Given exercise:
Identify every line containing the word "Bogotá" and reproduce each one.

Extracted entries:
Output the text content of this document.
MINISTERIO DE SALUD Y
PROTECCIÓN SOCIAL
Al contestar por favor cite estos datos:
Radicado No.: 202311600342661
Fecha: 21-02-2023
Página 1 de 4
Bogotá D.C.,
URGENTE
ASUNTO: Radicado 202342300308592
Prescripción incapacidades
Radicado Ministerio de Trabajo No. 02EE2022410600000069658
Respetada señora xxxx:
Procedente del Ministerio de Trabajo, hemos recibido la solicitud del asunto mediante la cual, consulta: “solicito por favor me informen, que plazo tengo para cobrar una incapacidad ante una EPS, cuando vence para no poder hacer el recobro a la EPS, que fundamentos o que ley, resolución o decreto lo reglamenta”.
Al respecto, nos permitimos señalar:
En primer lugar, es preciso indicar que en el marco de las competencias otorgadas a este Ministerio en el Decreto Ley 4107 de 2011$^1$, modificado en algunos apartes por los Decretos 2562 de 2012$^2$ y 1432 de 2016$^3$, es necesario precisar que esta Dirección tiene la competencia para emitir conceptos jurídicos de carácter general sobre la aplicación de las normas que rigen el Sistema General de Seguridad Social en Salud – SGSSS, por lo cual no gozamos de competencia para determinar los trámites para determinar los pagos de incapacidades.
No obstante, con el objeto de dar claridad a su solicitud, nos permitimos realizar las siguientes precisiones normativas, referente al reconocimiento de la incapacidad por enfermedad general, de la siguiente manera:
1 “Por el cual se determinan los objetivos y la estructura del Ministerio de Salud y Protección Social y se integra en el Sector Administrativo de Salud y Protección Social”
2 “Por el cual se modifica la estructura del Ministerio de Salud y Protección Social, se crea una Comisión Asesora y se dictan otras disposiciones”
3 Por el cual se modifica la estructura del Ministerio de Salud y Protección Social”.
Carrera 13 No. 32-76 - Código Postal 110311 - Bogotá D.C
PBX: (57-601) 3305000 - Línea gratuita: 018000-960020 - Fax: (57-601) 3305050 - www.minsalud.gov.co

Response to this exercise:
Bogotá D.C.,
Carrera 13 No. 32-76 - Código Postal 110311 - Bogotá D.C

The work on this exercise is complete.